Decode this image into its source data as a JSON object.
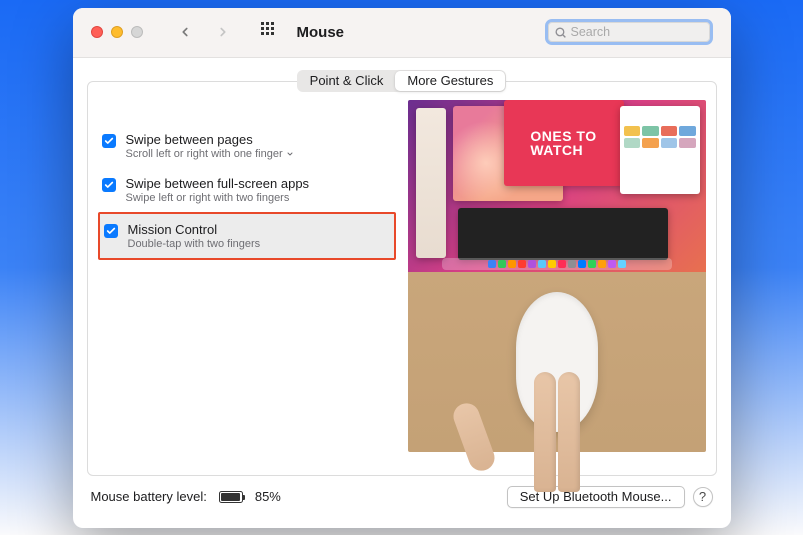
{
  "titlebar": {
    "title": "Mouse",
    "search_placeholder": "Search"
  },
  "tabs": {
    "point_click": "Point & Click",
    "more_gestures": "More Gestures"
  },
  "options": {
    "swipe_pages": {
      "label": "Swipe between pages",
      "sub": "Scroll left or right with one finger"
    },
    "swipe_apps": {
      "label": "Swipe between full-screen apps",
      "sub": "Swipe left or right with two fingers"
    },
    "mission_control": {
      "label": "Mission Control",
      "sub": "Double-tap with two fingers"
    }
  },
  "preview": {
    "ones_to_watch": "ONES TO\nWATCH"
  },
  "footer": {
    "battery_label": "Mouse battery level:",
    "battery_pct": "85%",
    "bluetooth_btn": "Set Up Bluetooth Mouse...",
    "help": "?"
  }
}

---+---

● **Given problem**
Leave images out of the retyped records; keep all else exact.

● **Finished exercise**
Decode this image into its source data as a JSON object.
{
  "titlebar": {
    "title": "Mouse",
    "search_placeholder": "Search"
  },
  "tabs": {
    "point_click": "Point & Click",
    "more_gestures": "More Gestures"
  },
  "options": {
    "swipe_pages": {
      "label": "Swipe between pages",
      "sub": "Scroll left or right with one finger"
    },
    "swipe_apps": {
      "label": "Swipe between full-screen apps",
      "sub": "Swipe left or right with two fingers"
    },
    "mission_control": {
      "label": "Mission Control",
      "sub": "Double-tap with two fingers"
    }
  },
  "preview": {
    "ones_to_watch": "ONES TO\nWATCH"
  },
  "footer": {
    "battery_label": "Mouse battery level:",
    "battery_pct": "85%",
    "bluetooth_btn": "Set Up Bluetooth Mouse...",
    "help": "?"
  }
}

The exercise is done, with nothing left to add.